→ Data items
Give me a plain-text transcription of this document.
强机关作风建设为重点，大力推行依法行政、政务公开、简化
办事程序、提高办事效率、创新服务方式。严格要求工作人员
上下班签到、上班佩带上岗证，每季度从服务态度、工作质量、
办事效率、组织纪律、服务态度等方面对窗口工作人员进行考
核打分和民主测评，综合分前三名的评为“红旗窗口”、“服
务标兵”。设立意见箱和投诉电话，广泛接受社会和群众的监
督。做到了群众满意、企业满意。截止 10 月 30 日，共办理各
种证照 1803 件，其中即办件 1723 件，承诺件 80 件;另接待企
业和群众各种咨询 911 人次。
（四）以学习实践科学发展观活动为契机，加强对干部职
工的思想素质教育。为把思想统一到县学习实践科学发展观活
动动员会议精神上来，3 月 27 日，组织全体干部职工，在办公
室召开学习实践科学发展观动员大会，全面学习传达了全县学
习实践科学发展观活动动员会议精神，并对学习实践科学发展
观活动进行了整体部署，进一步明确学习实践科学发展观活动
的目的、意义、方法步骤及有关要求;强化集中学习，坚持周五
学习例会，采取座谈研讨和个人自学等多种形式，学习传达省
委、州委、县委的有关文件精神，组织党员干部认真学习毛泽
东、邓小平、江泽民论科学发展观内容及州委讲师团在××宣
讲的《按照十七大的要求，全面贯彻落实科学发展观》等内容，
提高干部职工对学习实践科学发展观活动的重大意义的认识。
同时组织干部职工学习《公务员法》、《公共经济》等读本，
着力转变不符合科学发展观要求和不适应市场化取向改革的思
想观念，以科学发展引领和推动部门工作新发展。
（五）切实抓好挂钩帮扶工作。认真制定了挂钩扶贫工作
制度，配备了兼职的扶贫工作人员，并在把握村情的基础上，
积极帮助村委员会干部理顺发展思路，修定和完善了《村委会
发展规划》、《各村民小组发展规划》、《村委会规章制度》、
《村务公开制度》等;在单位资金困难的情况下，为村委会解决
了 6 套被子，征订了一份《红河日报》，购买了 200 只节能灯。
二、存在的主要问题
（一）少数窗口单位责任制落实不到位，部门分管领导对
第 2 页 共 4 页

→ Your task
Give back the data above exactly as it appears.

→ Written reply
Give me a plain-text transcription of this document.
强机关作风建设为重点，大力推行依法行政、政务公开、简化
办事程序、提高办事效率、创新服务方式。严格要求工作人员
上下班签到、上班佩带上岗证，每季度从服务态度、工作质量、
办事效率、组织纪律、服务态度等方面对窗口工作人员进行考
核打分和民主测评，综合分前三名的评为“红旗窗口”、“服
务标兵”。设立意见箱和投诉电话，广泛接受社会和群众的监
督。做到了群众满意、企业满意。截止 10 月 30 日，共办理各
种证照 1803 件，其中即办件 1723 件，承诺件 80 件;另接待企
业和群众各种咨询 911 人次。
（四）以学习实践科学发展观活动为契机，加强对干部职
工的思想素质教育。为把思想统一到县学习实践科学发展观活
动动员会议精神上来，3 月 27 日，组织全体干部职工，在办公
室召开学习实践科学发展观动员大会，全面学习传达了全县学
习实践科学发展观活动动员会议精神，并对学习实践科学发展
观活动进行了整体部署，进一步明确学习实践科学发展观活动
的目的、意义、方法步骤及有关要求;强化集中学习，坚持周五
学习例会，采取座谈研讨和个人自学等多种形式，学习传达省
委、州委、县委的有关文件精神，组织党员干部认真学习毛泽
东、邓小平、江泽民论科学发展观内容及州委讲师团在××宣
讲的《按照十七大的要求，全面贯彻落实科学发展观》等内容，
提高干部职工对学习实践科学发展观活动的重大意义的认识。
同时组织干部职工学习《公务员法》、《公共经济》等读本，
着力转变不符合科学发展观要求和不适应市场化取向改革的思
想观念，以科学发展引领和推动部门工作新发展。
（五）切实抓好挂钩帮扶工作。认真制定了挂钩扶贫工作
制度，配备了兼职的扶贫工作人员，并在把握村情的基础上，
积极帮助村委员会干部理顺发展思路，修定和完善了《村委会
发展规划》、《各村民小组发展规划》、《村委会规章制度》、
《村务公开制度》等;在单位资金困难的情况下，为村委会解决
了 6 套被子，征订了一份《红河日报》，购买了 200 只节能灯。
二、存在的主要问题
（一）少数窗口单位责任制落实不到位，部门分管领导对
第 2 页 共 4 页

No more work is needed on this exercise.